Rows from a dataset →
● ● ● ● ● ● ●

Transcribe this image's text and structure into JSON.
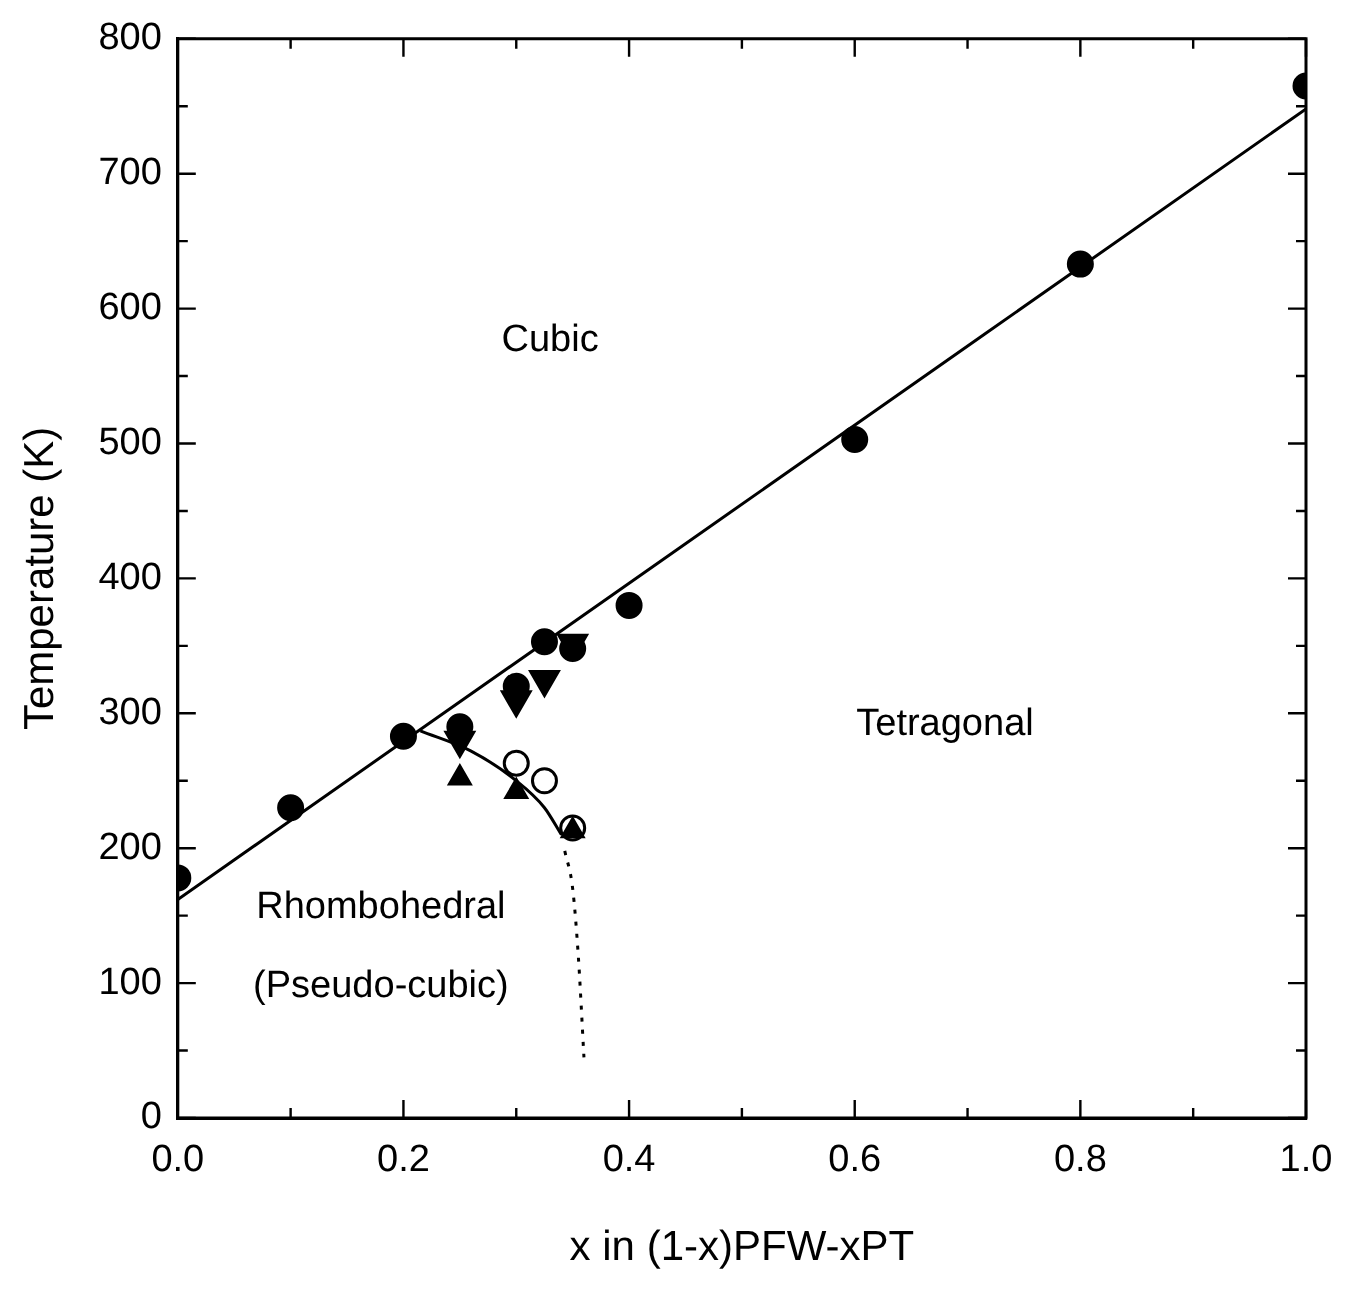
{
  "chart_data": {
    "type": "scatter",
    "xlabel": "x in (1-x)PFW-xPT",
    "ylabel": "Temperature (K)",
    "xlim": [
      0,
      1
    ],
    "ylim": [
      0,
      800
    ],
    "xticks": [
      {
        "value": 0,
        "label": "0.0"
      },
      {
        "value": 0.1,
        "label": null
      },
      {
        "value": 0.2,
        "label": "0.2"
      },
      {
        "value": 0.3,
        "label": null
      },
      {
        "value": 0.4,
        "label": "0.4"
      },
      {
        "value": 0.5,
        "label": null
      },
      {
        "value": 0.6,
        "label": "0.6"
      },
      {
        "value": 0.7,
        "label": null
      },
      {
        "value": 0.8,
        "label": "0.8"
      },
      {
        "value": 0.9,
        "label": null
      },
      {
        "value": 1,
        "label": "1.0"
      }
    ],
    "yticks": [
      0,
      {
        "value": 50,
        "label": null
      },
      100,
      {
        "value": 150,
        "label": null
      },
      200,
      {
        "value": 250,
        "label": null
      },
      300,
      {
        "value": 350,
        "label": null
      },
      400,
      {
        "value": 450,
        "label": null
      },
      500,
      {
        "value": 550,
        "label": null
      },
      600,
      {
        "value": 650,
        "label": null
      },
      700,
      {
        "value": 750,
        "label": null
      },
      800
    ],
    "grid": false,
    "legend": false,
    "series": [
      {
        "type": "scatter",
        "marker": "circle",
        "color": "#000000",
        "x": [
          0,
          0.1,
          0.2,
          0.25,
          0.3,
          0.325,
          0.35,
          0.4,
          0.6,
          0.8,
          1.0
        ],
        "values": [
          178,
          230,
          283,
          290,
          320,
          353,
          348,
          380,
          503,
          633,
          765
        ]
      },
      {
        "type": "scatter",
        "marker": "triangle-down",
        "color": "#000000",
        "x": [
          0.25,
          0.3,
          0.325,
          0.35
        ],
        "values": [
          280,
          310,
          325,
          352
        ]
      },
      {
        "type": "scatter",
        "marker": "triangle",
        "color": "#000000",
        "x": [
          0.25,
          0.3,
          0.35
        ],
        "values": [
          252,
          242,
          213
        ]
      },
      {
        "type": "scatter",
        "marker": "circle-open",
        "color": "#000000",
        "x": [
          0.3,
          0.325,
          0.35
        ],
        "values": [
          263,
          250,
          215
        ]
      },
      {
        "type": "line",
        "marker": "none",
        "line_style": "solid",
        "color": "#000000",
        "x": [
          0,
          1
        ],
        "values": [
          162,
          748
        ]
      },
      {
        "type": "line",
        "marker": "none",
        "line_style": "solid",
        "color": "#000000",
        "x": [
          0.215,
          0.26,
          0.3,
          0.325,
          0.34
        ],
        "values": [
          287,
          272,
          250,
          230,
          210
        ]
      },
      {
        "type": "line",
        "marker": "none",
        "line_style": "dotted",
        "color": "#000000",
        "x": [
          0.343,
          0.35,
          0.355,
          0.36
        ],
        "values": [
          198,
          170,
          120,
          45
        ]
      }
    ],
    "annotations": [
      "Cubic",
      "Tetragonal",
      "Rhombohedral",
      "(Pseudo-cubic)"
    ]
  }
}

● ● ● ● ● ● ●

WHAT IS BEING ASKED →
Extract every line of the records above that contains the word "triangle".

RESPONSE →
        "marker": "triangle-down",
        "marker": "triangle",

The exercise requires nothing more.